Your instructions
Count how many lines contain "this" and reply with that number only.

Data to process

--- BEGIN ---

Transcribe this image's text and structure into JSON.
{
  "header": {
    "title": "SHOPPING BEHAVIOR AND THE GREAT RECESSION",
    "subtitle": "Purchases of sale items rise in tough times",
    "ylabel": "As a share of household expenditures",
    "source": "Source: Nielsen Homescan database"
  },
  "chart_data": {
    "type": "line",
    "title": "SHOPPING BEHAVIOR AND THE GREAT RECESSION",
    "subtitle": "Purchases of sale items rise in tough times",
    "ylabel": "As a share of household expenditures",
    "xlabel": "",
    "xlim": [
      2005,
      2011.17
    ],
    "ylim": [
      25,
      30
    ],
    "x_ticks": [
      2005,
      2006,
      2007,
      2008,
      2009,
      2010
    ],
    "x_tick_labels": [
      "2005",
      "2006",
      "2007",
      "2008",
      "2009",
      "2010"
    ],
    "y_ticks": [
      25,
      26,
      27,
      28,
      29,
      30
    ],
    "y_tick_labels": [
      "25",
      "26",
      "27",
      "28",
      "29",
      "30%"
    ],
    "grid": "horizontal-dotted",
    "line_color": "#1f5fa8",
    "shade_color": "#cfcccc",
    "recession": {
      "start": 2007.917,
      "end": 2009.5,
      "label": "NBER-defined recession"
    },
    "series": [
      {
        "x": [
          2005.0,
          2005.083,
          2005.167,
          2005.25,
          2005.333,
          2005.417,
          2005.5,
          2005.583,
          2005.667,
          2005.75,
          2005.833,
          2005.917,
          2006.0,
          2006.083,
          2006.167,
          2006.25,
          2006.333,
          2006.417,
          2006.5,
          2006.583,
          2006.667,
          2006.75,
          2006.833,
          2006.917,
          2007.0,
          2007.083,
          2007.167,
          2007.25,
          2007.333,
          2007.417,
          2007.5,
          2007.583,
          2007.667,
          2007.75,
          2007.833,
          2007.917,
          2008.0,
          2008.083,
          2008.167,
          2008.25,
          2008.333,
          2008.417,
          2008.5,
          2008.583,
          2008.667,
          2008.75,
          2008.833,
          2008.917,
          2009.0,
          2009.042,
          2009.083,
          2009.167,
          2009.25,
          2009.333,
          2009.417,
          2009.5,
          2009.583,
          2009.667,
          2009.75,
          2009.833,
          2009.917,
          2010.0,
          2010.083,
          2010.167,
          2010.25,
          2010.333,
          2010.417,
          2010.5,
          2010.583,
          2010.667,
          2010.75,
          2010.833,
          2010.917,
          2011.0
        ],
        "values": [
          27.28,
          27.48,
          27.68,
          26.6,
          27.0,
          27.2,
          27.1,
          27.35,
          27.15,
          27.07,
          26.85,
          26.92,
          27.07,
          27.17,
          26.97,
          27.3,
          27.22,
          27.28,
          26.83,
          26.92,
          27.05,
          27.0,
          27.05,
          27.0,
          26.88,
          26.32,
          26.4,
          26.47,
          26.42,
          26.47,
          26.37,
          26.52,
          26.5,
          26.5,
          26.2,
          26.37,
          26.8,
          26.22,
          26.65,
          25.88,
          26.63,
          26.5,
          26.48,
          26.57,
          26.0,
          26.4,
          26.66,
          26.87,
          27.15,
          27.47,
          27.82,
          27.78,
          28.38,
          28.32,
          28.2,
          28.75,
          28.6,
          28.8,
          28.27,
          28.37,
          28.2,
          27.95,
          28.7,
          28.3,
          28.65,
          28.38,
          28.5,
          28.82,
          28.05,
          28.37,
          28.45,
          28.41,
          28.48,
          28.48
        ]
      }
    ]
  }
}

--- END ---
--- BEGIN ---

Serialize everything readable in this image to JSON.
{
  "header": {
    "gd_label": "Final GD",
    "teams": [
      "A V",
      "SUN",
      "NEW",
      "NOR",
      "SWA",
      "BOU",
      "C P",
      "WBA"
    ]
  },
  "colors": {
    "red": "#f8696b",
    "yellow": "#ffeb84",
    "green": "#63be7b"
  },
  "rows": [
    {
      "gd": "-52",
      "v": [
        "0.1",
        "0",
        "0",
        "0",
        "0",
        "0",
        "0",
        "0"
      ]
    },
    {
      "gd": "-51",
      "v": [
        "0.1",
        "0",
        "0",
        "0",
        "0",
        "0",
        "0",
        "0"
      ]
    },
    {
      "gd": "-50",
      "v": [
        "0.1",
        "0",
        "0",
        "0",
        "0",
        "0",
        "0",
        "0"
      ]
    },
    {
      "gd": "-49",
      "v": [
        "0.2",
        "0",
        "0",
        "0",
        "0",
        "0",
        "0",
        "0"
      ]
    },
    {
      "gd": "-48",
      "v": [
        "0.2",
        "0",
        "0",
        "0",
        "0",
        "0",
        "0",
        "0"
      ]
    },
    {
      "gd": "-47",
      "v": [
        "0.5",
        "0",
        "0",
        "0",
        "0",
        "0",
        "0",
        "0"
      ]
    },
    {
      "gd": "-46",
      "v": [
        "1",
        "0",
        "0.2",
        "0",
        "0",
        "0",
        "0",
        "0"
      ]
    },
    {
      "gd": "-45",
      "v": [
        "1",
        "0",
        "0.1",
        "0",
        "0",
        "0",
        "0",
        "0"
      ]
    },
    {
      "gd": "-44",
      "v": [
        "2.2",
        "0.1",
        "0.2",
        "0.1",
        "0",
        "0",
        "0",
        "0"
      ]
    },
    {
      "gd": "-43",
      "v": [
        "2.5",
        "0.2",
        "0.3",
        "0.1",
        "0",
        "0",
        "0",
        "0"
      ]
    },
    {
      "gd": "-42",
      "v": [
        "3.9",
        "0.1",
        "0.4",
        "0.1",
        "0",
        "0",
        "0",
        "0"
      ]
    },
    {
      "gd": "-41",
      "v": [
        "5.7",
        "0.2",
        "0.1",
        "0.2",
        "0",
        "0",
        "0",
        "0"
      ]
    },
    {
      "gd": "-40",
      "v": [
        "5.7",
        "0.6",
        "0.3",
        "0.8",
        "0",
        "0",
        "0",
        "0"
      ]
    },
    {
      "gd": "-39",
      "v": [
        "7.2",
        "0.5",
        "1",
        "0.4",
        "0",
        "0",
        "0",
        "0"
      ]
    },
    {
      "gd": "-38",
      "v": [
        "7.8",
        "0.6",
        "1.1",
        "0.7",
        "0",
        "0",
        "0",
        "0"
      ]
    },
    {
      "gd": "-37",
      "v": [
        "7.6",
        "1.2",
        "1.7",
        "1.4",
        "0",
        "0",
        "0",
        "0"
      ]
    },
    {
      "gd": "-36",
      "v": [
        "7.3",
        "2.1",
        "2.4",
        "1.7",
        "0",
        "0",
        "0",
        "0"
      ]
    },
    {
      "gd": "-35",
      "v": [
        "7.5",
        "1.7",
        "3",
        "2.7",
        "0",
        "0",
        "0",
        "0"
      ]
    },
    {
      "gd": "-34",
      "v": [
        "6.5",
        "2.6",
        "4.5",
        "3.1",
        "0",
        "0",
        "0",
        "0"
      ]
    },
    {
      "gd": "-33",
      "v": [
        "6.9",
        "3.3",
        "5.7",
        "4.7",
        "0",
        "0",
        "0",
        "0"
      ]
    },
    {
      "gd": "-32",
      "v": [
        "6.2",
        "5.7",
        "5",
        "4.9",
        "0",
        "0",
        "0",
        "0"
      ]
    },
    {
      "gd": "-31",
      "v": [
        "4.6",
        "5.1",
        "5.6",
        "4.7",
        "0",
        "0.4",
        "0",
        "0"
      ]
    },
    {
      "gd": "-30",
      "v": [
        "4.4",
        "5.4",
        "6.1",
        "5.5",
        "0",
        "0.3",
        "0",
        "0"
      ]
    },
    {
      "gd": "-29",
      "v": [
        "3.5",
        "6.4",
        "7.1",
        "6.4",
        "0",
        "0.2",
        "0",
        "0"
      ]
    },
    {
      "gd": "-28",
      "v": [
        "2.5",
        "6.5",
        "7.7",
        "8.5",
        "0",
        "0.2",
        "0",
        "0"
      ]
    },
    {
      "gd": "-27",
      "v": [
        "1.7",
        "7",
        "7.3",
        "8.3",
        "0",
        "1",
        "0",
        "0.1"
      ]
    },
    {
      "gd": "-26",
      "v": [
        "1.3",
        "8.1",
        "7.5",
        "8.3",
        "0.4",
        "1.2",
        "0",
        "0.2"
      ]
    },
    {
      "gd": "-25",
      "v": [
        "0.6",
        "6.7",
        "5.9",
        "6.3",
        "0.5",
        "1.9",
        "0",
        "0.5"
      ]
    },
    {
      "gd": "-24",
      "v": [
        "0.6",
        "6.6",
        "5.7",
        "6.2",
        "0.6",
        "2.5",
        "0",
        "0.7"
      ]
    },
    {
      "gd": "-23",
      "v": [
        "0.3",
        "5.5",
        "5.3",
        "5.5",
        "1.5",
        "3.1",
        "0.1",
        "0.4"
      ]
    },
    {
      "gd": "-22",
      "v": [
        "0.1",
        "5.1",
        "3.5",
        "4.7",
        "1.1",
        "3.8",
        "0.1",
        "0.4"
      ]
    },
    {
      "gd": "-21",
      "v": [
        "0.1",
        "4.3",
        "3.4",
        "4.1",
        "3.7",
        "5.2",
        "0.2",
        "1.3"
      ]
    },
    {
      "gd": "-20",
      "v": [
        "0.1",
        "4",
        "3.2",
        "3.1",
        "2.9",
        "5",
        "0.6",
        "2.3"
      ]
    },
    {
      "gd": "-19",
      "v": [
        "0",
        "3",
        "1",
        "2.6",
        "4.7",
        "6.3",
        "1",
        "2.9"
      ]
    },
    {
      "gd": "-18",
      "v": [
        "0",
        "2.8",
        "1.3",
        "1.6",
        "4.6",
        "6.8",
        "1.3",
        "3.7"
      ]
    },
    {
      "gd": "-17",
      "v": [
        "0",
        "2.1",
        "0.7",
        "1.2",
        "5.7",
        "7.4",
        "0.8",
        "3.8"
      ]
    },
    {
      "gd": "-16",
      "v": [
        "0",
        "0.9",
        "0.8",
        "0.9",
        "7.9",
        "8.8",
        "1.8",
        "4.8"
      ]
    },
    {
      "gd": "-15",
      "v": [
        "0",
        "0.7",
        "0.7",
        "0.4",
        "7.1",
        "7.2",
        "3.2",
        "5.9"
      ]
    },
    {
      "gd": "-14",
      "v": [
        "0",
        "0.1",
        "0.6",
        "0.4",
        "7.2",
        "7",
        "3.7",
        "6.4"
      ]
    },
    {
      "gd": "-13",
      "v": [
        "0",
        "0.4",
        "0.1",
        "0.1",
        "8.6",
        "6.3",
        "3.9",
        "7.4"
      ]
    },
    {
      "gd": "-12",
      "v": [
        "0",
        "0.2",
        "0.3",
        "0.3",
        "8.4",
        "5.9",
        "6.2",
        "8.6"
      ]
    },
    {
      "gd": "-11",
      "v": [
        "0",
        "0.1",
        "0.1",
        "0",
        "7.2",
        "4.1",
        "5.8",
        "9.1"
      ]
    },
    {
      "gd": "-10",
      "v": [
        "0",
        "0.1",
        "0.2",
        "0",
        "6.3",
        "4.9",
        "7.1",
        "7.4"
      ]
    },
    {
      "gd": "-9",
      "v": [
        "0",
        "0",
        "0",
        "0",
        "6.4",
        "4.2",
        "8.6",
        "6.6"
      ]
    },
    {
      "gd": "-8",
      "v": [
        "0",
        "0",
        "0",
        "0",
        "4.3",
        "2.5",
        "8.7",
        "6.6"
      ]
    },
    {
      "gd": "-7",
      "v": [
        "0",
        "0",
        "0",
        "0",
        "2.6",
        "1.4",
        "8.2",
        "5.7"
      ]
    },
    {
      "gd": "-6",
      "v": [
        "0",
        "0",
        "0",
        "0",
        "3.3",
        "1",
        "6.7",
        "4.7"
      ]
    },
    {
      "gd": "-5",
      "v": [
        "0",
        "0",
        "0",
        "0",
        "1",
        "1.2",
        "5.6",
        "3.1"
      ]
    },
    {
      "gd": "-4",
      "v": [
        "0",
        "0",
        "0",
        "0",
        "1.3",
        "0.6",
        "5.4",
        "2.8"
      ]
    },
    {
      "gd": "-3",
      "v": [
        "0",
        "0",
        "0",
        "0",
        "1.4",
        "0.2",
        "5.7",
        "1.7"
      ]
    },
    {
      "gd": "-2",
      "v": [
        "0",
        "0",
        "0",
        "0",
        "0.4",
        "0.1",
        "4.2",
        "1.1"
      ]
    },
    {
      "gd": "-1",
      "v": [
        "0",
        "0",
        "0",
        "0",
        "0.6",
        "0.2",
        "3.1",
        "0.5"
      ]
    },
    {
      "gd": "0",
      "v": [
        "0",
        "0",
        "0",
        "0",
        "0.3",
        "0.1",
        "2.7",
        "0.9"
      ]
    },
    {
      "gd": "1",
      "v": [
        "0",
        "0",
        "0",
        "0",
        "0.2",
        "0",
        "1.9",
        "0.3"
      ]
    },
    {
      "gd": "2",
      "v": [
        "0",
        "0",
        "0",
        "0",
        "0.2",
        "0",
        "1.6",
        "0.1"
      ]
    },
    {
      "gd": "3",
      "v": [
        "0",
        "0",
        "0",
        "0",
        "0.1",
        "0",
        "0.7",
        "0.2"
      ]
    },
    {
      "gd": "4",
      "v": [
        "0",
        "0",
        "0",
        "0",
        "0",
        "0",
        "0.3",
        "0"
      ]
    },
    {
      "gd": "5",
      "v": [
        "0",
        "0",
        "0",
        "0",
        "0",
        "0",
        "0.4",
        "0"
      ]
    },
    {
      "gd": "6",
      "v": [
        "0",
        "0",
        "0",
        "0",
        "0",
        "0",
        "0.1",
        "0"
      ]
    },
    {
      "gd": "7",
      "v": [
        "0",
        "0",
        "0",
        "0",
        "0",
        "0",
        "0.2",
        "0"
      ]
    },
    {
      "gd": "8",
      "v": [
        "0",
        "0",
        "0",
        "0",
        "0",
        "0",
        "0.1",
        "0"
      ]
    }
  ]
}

--- END ---
--- BEGIN ---

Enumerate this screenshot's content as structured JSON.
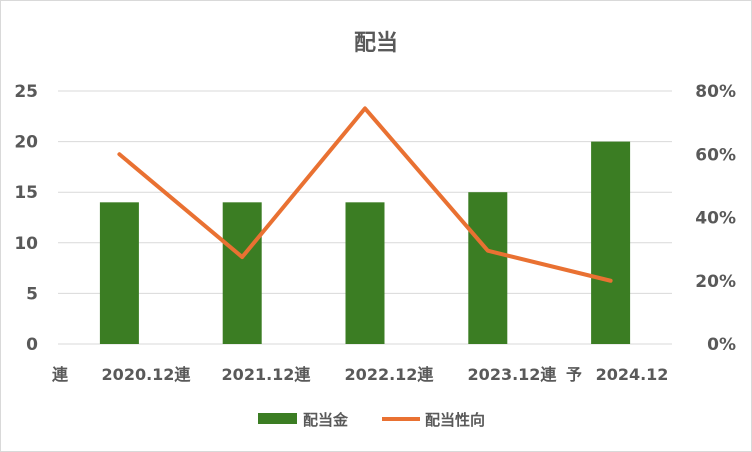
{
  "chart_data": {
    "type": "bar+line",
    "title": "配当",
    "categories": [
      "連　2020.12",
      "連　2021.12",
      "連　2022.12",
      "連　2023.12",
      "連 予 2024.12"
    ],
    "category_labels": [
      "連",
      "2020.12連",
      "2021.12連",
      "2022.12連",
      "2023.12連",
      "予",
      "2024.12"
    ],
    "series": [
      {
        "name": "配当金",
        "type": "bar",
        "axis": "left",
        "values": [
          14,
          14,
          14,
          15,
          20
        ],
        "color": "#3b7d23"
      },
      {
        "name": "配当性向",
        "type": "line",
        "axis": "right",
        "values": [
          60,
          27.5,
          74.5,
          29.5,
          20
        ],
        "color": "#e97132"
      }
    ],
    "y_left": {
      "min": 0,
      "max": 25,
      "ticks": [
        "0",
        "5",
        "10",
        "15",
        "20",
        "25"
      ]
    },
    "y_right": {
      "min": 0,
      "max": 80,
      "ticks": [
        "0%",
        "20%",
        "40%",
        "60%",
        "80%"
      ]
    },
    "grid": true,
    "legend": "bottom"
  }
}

--- END ---

Finished answer
3